* Your goal *
Go through the material and pull out every line with the string "Laplace" in it.

[Extracted data entries]

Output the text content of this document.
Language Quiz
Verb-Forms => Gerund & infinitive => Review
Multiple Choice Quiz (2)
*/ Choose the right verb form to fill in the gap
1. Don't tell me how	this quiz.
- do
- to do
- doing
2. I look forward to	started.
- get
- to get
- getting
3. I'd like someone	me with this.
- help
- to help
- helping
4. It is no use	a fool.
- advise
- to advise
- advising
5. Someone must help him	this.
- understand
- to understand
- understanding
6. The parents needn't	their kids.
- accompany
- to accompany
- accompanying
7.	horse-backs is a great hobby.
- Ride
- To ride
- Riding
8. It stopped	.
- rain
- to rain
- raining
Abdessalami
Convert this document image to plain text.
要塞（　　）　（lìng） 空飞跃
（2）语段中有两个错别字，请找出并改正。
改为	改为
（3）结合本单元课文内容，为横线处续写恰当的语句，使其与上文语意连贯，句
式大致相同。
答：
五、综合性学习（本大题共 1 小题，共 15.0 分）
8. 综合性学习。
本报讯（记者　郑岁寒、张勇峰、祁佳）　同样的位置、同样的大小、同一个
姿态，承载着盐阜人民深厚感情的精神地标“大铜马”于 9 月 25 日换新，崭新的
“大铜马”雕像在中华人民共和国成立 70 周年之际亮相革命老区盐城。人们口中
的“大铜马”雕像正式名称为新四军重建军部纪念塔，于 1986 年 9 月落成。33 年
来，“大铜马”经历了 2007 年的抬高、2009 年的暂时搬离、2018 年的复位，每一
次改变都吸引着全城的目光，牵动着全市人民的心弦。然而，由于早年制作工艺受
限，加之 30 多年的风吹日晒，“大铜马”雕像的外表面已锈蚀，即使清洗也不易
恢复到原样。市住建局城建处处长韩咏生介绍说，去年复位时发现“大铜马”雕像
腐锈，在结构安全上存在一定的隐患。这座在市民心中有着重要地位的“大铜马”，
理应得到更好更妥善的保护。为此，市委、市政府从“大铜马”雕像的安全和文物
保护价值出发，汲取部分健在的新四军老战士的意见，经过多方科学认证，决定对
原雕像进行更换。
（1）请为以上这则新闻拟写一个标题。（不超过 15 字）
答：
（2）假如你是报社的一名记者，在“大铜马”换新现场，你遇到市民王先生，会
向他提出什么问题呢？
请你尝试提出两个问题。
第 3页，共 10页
...
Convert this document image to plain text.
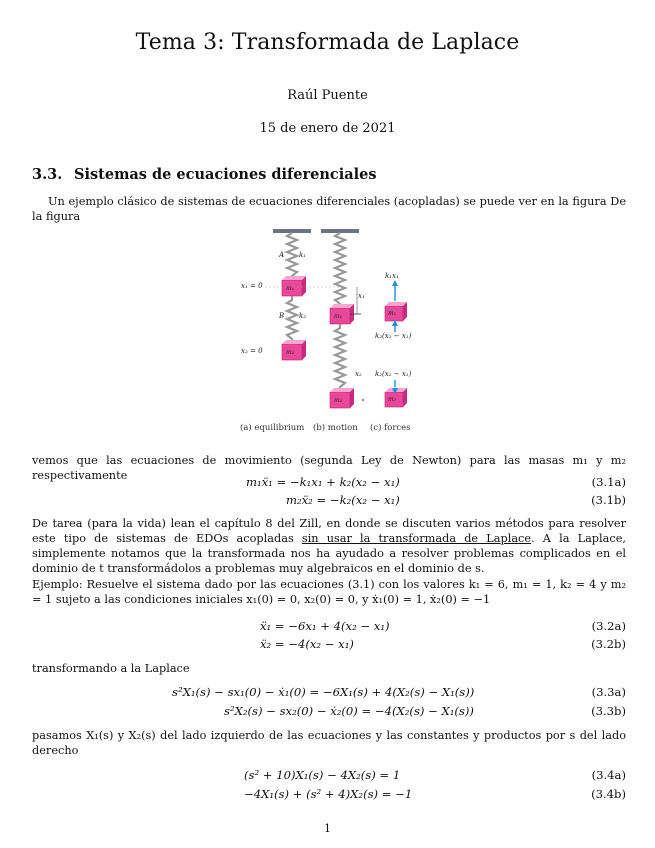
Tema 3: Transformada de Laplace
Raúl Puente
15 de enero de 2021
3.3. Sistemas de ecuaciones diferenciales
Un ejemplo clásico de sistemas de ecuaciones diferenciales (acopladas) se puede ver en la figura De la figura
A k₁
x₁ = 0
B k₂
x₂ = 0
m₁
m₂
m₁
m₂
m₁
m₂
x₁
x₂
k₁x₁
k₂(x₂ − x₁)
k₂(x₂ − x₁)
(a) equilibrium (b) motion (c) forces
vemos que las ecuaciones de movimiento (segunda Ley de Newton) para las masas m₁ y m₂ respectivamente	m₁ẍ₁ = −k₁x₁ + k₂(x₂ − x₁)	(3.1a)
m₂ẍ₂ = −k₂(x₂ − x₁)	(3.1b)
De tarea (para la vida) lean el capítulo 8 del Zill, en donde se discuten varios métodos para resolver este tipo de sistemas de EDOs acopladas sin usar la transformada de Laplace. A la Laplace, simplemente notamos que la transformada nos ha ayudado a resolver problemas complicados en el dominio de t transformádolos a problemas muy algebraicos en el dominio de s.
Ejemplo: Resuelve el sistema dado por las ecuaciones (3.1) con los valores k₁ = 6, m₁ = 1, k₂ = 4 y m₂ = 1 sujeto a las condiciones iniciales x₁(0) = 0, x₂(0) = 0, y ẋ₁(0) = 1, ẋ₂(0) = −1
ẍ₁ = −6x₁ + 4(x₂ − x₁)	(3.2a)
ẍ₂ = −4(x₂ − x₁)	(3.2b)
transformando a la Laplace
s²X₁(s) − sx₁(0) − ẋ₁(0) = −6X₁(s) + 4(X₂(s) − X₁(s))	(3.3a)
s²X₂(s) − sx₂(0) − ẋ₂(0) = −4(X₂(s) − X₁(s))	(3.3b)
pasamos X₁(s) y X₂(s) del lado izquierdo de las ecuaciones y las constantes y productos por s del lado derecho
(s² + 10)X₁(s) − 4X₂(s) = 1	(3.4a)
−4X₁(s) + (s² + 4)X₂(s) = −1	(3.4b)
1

* Completed task *
Tema 3: Transformada de Laplace
De tarea (para la vida) lean el capítulo 8 del Zill, en donde se discuten varios métodos para resolver este tipo de sistemas de EDOs acopladas sin usar la transformada de Laplace. A la Laplace, simplemente notamos que la transformada nos ha ayudado a resolver problemas complicados en el dominio de t transformádolos a problemas muy algebraicos en el dominio de s.
transformando a la Laplace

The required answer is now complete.